• Short task:
Reproduce the records below exactly, leaving out any pictures.

* begin Provided data *

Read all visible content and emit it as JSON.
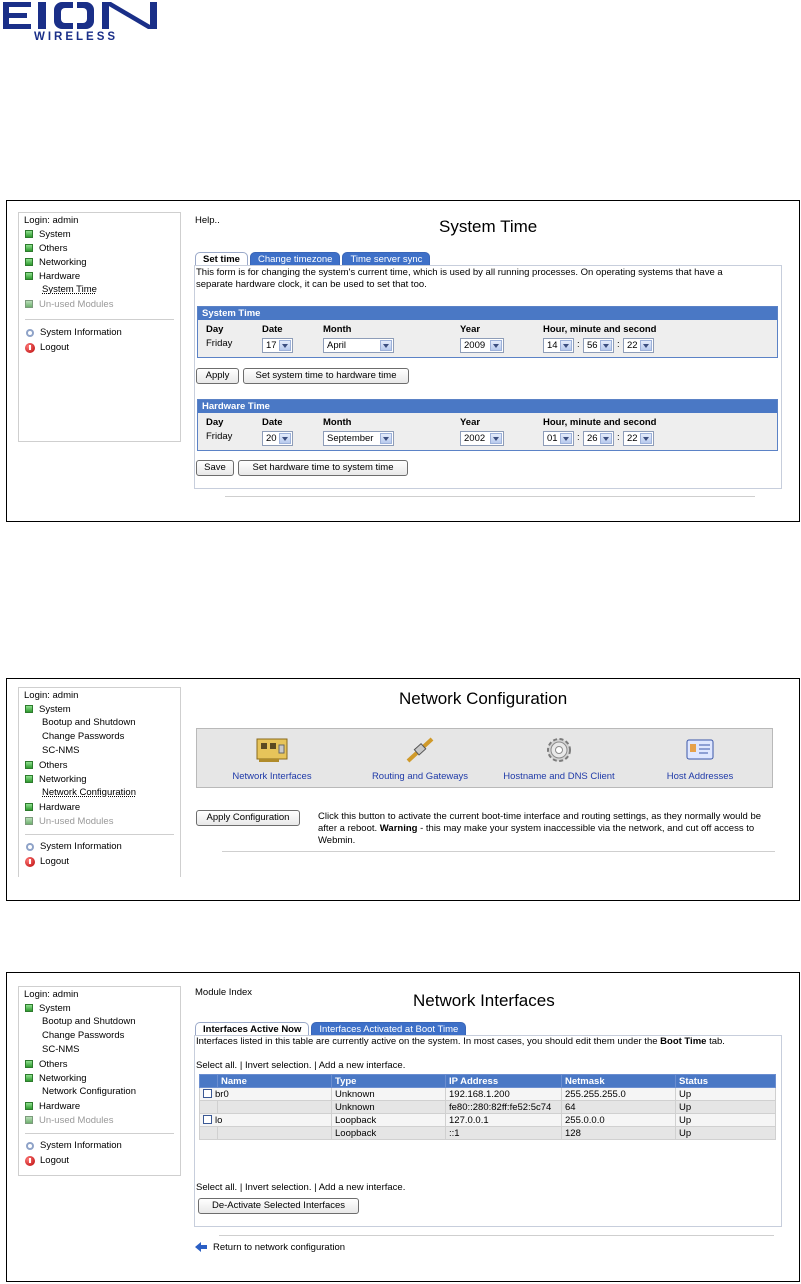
{
  "logo": {
    "mark": "EION",
    "text": "WIRELESS"
  },
  "menu1": {
    "login": "Login: admin",
    "items": [
      {
        "label": "System",
        "type": "cat"
      },
      {
        "label": "Others",
        "type": "cat"
      },
      {
        "label": "Networking",
        "type": "cat"
      },
      {
        "label": "Hardware",
        "type": "cat"
      },
      {
        "label": "System Time",
        "type": "sub"
      },
      {
        "label": "Un-used Modules",
        "type": "cat"
      }
    ],
    "sysinfo": "System Information",
    "logout": "Logout"
  },
  "system_time": {
    "help": "Help..",
    "title": "System Time",
    "tabs": [
      "Set time",
      "Change timezone",
      "Time server sync"
    ],
    "desc_line1": "This form is for changing the system's current time, which is used by all running processes. On operating systems that have a",
    "desc_line2": "separate hardware clock, it can be used to set that too.",
    "system": {
      "header": "System Time",
      "labels": {
        "day": "Day",
        "date": "Date",
        "month": "Month",
        "year": "Year",
        "hms": "Hour, minute and second"
      },
      "day": "Friday",
      "date": "17",
      "month": "April",
      "year": "2009",
      "hour": "14",
      "minute": "56",
      "second": "22"
    },
    "apply_label": "Apply",
    "set_hw_label": "Set system time to hardware time",
    "hardware": {
      "header": "Hardware Time",
      "labels": {
        "day": "Day",
        "date": "Date",
        "month": "Month",
        "year": "Year",
        "hms": "Hour, minute and second"
      },
      "day": "Friday",
      "date": "20",
      "month": "September",
      "year": "2002",
      "hour": "01",
      "minute": "26",
      "second": "22"
    },
    "save_label": "Save",
    "set_sys_label": "Set hardware time to system time"
  },
  "menu2": {
    "login": "Login: admin",
    "items": [
      {
        "label": "System",
        "type": "cat"
      },
      {
        "label": "Bootup and Shutdown",
        "type": "sub"
      },
      {
        "label": "Change Passwords",
        "type": "sub"
      },
      {
        "label": "SC-NMS",
        "type": "sub"
      },
      {
        "label": "Others",
        "type": "cat"
      },
      {
        "label": "Networking",
        "type": "cat"
      },
      {
        "label": "Network Configuration",
        "type": "sub"
      },
      {
        "label": "Hardware",
        "type": "cat"
      },
      {
        "label": "Un-used Modules",
        "type": "cat"
      }
    ],
    "sysinfo": "System Information",
    "logout": "Logout"
  },
  "network_config": {
    "title": "Network Configuration",
    "icons": [
      {
        "label": "Network Interfaces",
        "icon": "network-card-icon"
      },
      {
        "label": "Routing and Gateways",
        "icon": "cable-icon"
      },
      {
        "label": "Hostname and DNS Client",
        "icon": "gear-icon"
      },
      {
        "label": "Host Addresses",
        "icon": "address-card-icon"
      }
    ],
    "apply_label": "Apply Configuration",
    "apply_line1": "Click this button to activate the current boot-time interface and routing settings, as they normally would be",
    "apply_line2_pre": "after a reboot. ",
    "apply_warning": "Warning",
    "apply_line2_post": " - this may make your system inaccessible via the network, and cut off access to",
    "apply_line3": "Webmin."
  },
  "menu3": {
    "login": "Login: admin",
    "items": [
      {
        "label": "System",
        "type": "cat"
      },
      {
        "label": "Bootup and Shutdown",
        "type": "sub"
      },
      {
        "label": "Change Passwords",
        "type": "sub"
      },
      {
        "label": "SC-NMS",
        "type": "sub"
      },
      {
        "label": "Others",
        "type": "cat"
      },
      {
        "label": "Networking",
        "type": "cat"
      },
      {
        "label": "Network Configuration",
        "type": "sub"
      },
      {
        "label": "Hardware",
        "type": "cat"
      },
      {
        "label": "Un-used Modules",
        "type": "cat"
      }
    ],
    "sysinfo": "System Information",
    "logout": "Logout"
  },
  "interfaces": {
    "module_index": "Module Index",
    "title": "Network Interfaces",
    "tabs": [
      "Interfaces Active Now",
      "Interfaces Activated at Boot Time"
    ],
    "desc_pre": "Interfaces listed in this table are currently active on the system. In most cases, you should edit them under the ",
    "desc_bold": "Boot Time",
    "desc_post": " tab.",
    "select_all": "Select all.",
    "invert": "Invert selection.",
    "add_new": "Add a new interface.",
    "columns": [
      "Name",
      "Type",
      "IP Address",
      "Netmask",
      "Status"
    ],
    "rows": [
      {
        "name": "br0",
        "type": "Unknown",
        "ip": "192.168.1.200",
        "netmask": "255.255.255.0",
        "status": "Up"
      },
      {
        "name": "",
        "type": "Unknown",
        "ip": "fe80::280:82ff:fe52:5c74",
        "netmask": "64",
        "status": "Up"
      },
      {
        "name": "lo",
        "type": "Loopback",
        "ip": "127.0.0.1",
        "netmask": "255.0.0.0",
        "status": "Up"
      },
      {
        "name": "",
        "type": "Loopback",
        "ip": "::1",
        "netmask": "128",
        "status": "Up"
      }
    ],
    "deactivate_label": "De-Activate Selected Interfaces",
    "return_label": "Return to network configuration"
  }
}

* end Provided data *

• Answer in full:
Read all visible content and emit it as JSON.
{
  "logo": {
    "mark": "EION",
    "text": "WIRELESS"
  },
  "menu1": {
    "login": "Login: admin",
    "items": [
      {
        "label": "System",
        "type": "cat"
      },
      {
        "label": "Others",
        "type": "cat"
      },
      {
        "label": "Networking",
        "type": "cat"
      },
      {
        "label": "Hardware",
        "type": "cat"
      },
      {
        "label": "System Time",
        "type": "sub"
      },
      {
        "label": "Un-used Modules",
        "type": "cat"
      }
    ],
    "sysinfo": "System Information",
    "logout": "Logout"
  },
  "system_time": {
    "help": "Help..",
    "title": "System Time",
    "tabs": [
      "Set time",
      "Change timezone",
      "Time server sync"
    ],
    "desc_line1": "This form is for changing the system's current time, which is used by all running processes. On operating systems that have a",
    "desc_line2": "separate hardware clock, it can be used to set that too.",
    "system": {
      "header": "System Time",
      "labels": {
        "day": "Day",
        "date": "Date",
        "month": "Month",
        "year": "Year",
        "hms": "Hour, minute and second"
      },
      "day": "Friday",
      "date": "17",
      "month": "April",
      "year": "2009",
      "hour": "14",
      "minute": "56",
      "second": "22"
    },
    "apply_label": "Apply",
    "set_hw_label": "Set system time to hardware time",
    "hardware": {
      "header": "Hardware Time",
      "labels": {
        "day": "Day",
        "date": "Date",
        "month": "Month",
        "year": "Year",
        "hms": "Hour, minute and second"
      },
      "day": "Friday",
      "date": "20",
      "month": "September",
      "year": "2002",
      "hour": "01",
      "minute": "26",
      "second": "22"
    },
    "save_label": "Save",
    "set_sys_label": "Set hardware time to system time"
  },
  "menu2": {
    "login": "Login: admin",
    "items": [
      {
        "label": "System",
        "type": "cat"
      },
      {
        "label": "Bootup and Shutdown",
        "type": "sub"
      },
      {
        "label": "Change Passwords",
        "type": "sub"
      },
      {
        "label": "SC-NMS",
        "type": "sub"
      },
      {
        "label": "Others",
        "type": "cat"
      },
      {
        "label": "Networking",
        "type": "cat"
      },
      {
        "label": "Network Configuration",
        "type": "sub"
      },
      {
        "label": "Hardware",
        "type": "cat"
      },
      {
        "label": "Un-used Modules",
        "type": "cat"
      }
    ],
    "sysinfo": "System Information",
    "logout": "Logout"
  },
  "network_config": {
    "title": "Network Configuration",
    "icons": [
      {
        "label": "Network Interfaces",
        "icon": "network-card-icon"
      },
      {
        "label": "Routing and Gateways",
        "icon": "cable-icon"
      },
      {
        "label": "Hostname and DNS Client",
        "icon": "gear-icon"
      },
      {
        "label": "Host Addresses",
        "icon": "address-card-icon"
      }
    ],
    "apply_label": "Apply Configuration",
    "apply_line1": "Click this button to activate the current boot-time interface and routing settings, as they normally would be",
    "apply_line2_pre": "after a reboot. ",
    "apply_warning": "Warning",
    "apply_line2_post": " - this may make your system inaccessible via the network, and cut off access to",
    "apply_line3": "Webmin."
  },
  "menu3": {
    "login": "Login: admin",
    "items": [
      {
        "label": "System",
        "type": "cat"
      },
      {
        "label": "Bootup and Shutdown",
        "type": "sub"
      },
      {
        "label": "Change Passwords",
        "type": "sub"
      },
      {
        "label": "SC-NMS",
        "type": "sub"
      },
      {
        "label": "Others",
        "type": "cat"
      },
      {
        "label": "Networking",
        "type": "cat"
      },
      {
        "label": "Network Configuration",
        "type": "sub"
      },
      {
        "label": "Hardware",
        "type": "cat"
      },
      {
        "label": "Un-used Modules",
        "type": "cat"
      }
    ],
    "sysinfo": "System Information",
    "logout": "Logout"
  },
  "interfaces": {
    "module_index": "Module Index",
    "title": "Network Interfaces",
    "tabs": [
      "Interfaces Active Now",
      "Interfaces Activated at Boot Time"
    ],
    "desc_pre": "Interfaces listed in this table are currently active on the system. In most cases, you should edit them under the ",
    "desc_bold": "Boot Time",
    "desc_post": " tab.",
    "select_all": "Select all.",
    "invert": "Invert selection.",
    "add_new": "Add a new interface.",
    "columns": [
      "Name",
      "Type",
      "IP Address",
      "Netmask",
      "Status"
    ],
    "rows": [
      {
        "name": "br0",
        "type": "Unknown",
        "ip": "192.168.1.200",
        "netmask": "255.255.255.0",
        "status": "Up"
      },
      {
        "name": "",
        "type": "Unknown",
        "ip": "fe80::280:82ff:fe52:5c74",
        "netmask": "64",
        "status": "Up"
      },
      {
        "name": "lo",
        "type": "Loopback",
        "ip": "127.0.0.1",
        "netmask": "255.0.0.0",
        "status": "Up"
      },
      {
        "name": "",
        "type": "Loopback",
        "ip": "::1",
        "netmask": "128",
        "status": "Up"
      }
    ],
    "deactivate_label": "De-Activate Selected Interfaces",
    "return_label": "Return to network configuration"
  }
}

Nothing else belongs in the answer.